- **SELECTED EXCERPT**
++++++++++++++++++++

Over the last few months we’ve been investigating how GOV.UK Verify might effectively be extended to local authorities, and we recently provided the results of our first discovery events.

We are now able to move onto the next stage, as we have our vision and preliminary plans to develop working examples of GOV.UK Verify in local authorities. This blog post will outline the commitments and resources that local councils will need to participate in our pilots, in addition to outlining what GDS will contribute.

If you’re reading this from a local authority, and your council can meet our project timelines and fulfil the requirements, we’d like to hear from you. We'll support all eligible councils through the process of connecting to GOV.UK Verify. Further information on how to participate is at the bottom of this blog post.

Our vision for #VerifyLocal pilots

Our plan is to work with as many councils as we can to meet our requirements and transform each pilot service from end-to-end. Councils will commit to collaboratively redesigning the local service to make it as great as it can be, using common standards and GOV.UK Verify. GDS will support the process with service design, user research and technical guidance, business case development, and project coordination.

So we’re asking a lot of questions up front. This is because it’s important to make sure that those who invest their time and effort in piloting GOV.UK Verify will have the capacity to maintain it, and be able to use it as a tool for transforming other council services afterwards.

GOV.UK Verify accounts will be free to councils that participate for the duration of the pilot. We aim to use the pilots to develop a commercial model that works for local authorities using the service. We also aim to develop business cases that anyone in the public sector can use to support their service transformation initiatives. (View our first iteration business cases.)

++++++++++++++++++++

- **LISTED ENTRIES**
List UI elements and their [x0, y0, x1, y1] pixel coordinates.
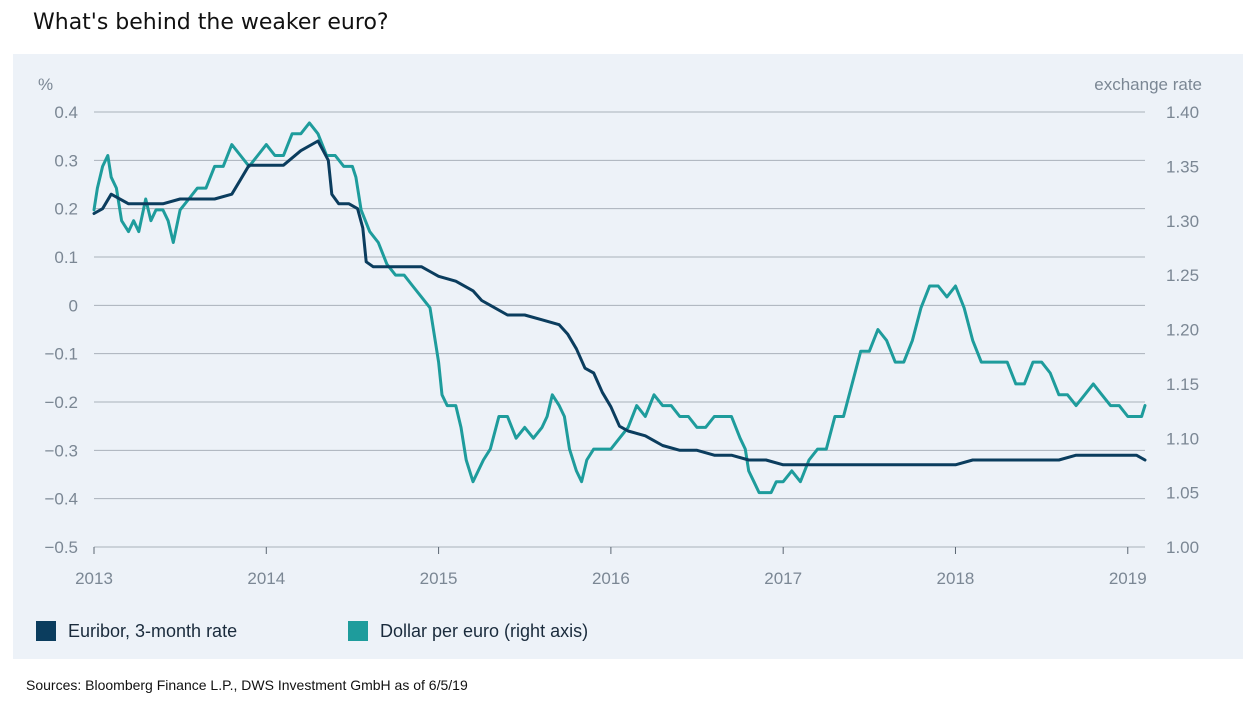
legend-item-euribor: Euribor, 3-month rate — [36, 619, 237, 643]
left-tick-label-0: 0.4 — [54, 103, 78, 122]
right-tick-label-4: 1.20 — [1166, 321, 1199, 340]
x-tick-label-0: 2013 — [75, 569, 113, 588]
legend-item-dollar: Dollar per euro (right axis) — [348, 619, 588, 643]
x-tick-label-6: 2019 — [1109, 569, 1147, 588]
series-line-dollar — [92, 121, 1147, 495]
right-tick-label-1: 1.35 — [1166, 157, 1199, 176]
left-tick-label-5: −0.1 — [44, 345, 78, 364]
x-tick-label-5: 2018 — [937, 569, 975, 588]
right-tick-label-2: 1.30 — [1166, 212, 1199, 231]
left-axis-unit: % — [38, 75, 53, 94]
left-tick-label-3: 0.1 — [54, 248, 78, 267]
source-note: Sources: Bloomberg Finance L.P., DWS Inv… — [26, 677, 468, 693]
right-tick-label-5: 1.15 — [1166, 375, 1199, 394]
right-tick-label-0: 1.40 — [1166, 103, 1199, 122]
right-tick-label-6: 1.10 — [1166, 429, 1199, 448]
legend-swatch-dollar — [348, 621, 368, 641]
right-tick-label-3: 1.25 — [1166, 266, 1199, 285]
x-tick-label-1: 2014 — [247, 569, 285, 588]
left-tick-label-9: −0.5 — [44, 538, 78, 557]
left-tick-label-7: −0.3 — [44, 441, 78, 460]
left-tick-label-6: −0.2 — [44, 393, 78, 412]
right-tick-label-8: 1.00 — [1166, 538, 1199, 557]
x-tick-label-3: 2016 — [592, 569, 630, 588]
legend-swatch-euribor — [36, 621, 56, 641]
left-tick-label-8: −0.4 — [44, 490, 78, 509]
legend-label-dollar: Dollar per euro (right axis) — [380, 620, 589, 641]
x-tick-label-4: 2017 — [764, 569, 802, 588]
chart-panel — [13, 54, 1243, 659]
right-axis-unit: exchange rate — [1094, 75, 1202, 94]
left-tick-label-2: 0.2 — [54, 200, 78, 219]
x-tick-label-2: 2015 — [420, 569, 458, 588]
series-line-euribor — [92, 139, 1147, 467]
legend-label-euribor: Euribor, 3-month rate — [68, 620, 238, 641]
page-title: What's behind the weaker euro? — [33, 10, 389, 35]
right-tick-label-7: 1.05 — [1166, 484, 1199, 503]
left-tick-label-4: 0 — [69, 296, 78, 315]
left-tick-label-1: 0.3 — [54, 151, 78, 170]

++++++++++++++++++++

- **EXERCISE REQUIREMENTS**
1. According to the blog post about the #VerifyLocal pilots, why is GDS asking councils so many questions at the outset?
2. From the #VerifyLocal pilots blog post, list every form of support that GDS says it will provide to the pilot process.
3. Write the next part of the #VerifyLocal pilots blog post, picking up after its final sentence.
The data plays no part in this work.

- **ANSWERS IN ORDER**
1. GDS wants to be sure that councils putting time and effort into piloting GOV.UK Verify will have the capacity to maintain it. It also wants those councils to be able to use it afterward as a tool for transforming other council services.

2.
- Service design
- User research
- Technical guidance
- Business case development
- Project coordination

3.
We’re starting with 2 pilot projects

After consulting broadly with the sector, we’ve decided to start with older people’s concessionary travel and residents’ parking permit services. This is because they are services that lots of local authorities are looking to transform, and both could benefit from using GOV.UK Verify. This analysis was based on joint GDS, DVLA and local authority discovery events in July 2016. DVLA will continue to work with GDS on these pilots to inform services it is building, although DVLA timelines will mean it cannot commence technical work during the piloting phase.

We’re likely to focus on the first-time application for these services, but participating councils will get to collectively decide their highest priority at the beginning of the project.

We hope to support all eligible councils through a fast-paced, delivery-focused and agile process that produces minimal viable products. This will range from a business case that everyone involved can use to demonstrate the value of whole service transformation, to working services in private beta at each local authority.

Councils interested in working with us can use our discovery research on concessionary travel and parking permits to help make the case to partner with us.

What councils will need to participate - a summary

The complete summary of project activities and participation requirements is in this brief project agreement. In summary, councils will need to commit to the following kinds of activities:

  1. Participation: A council team – comprising a single point of contact, and relevant representatives from technical, web, information security, customer services, and parking/concessionary travel services – must commit to all events, activities and deadlines in the project plan
  2. Transparency: Agree to work in the open, sharing lessons learnt and contributing information to support the common business case for service transformation
  3. End to end digital service: Commit to building a service that upholds the principles of the GDS Service Standard
  4. Openness: Councils (and any relevant suppliers) agree that the products created as part of the project remain open source
  5. Standards: Commit in principle to implement GOV.UK Verify in accordance with the Technology Code of Practice, the Identity Assurance Principles and the Code of Interoperability. We’ll need to adapt these procedures to work for local government and we’ll use the pilots to agree new terms that work, and ensure a safe and secure connection to our hub.
  6. Ownership: Councils must manage the service in-house and have the ability to change any part of the service, from web forms to customer relationship management (CRM) systems, throughout the project period. If suppliers are required to make these changes, councils need their commitment to working within the terms of the pilot.
  7. Senior buy-in: A second senior manager, including the chief information security officer, or senior information risk owner (SIRO) must sign up to the project agreement. It’s not a legally binding commitment, but we need evidence that there’s enough communication and buy-in across the council to avoid any unexpected obstacles at a later stage.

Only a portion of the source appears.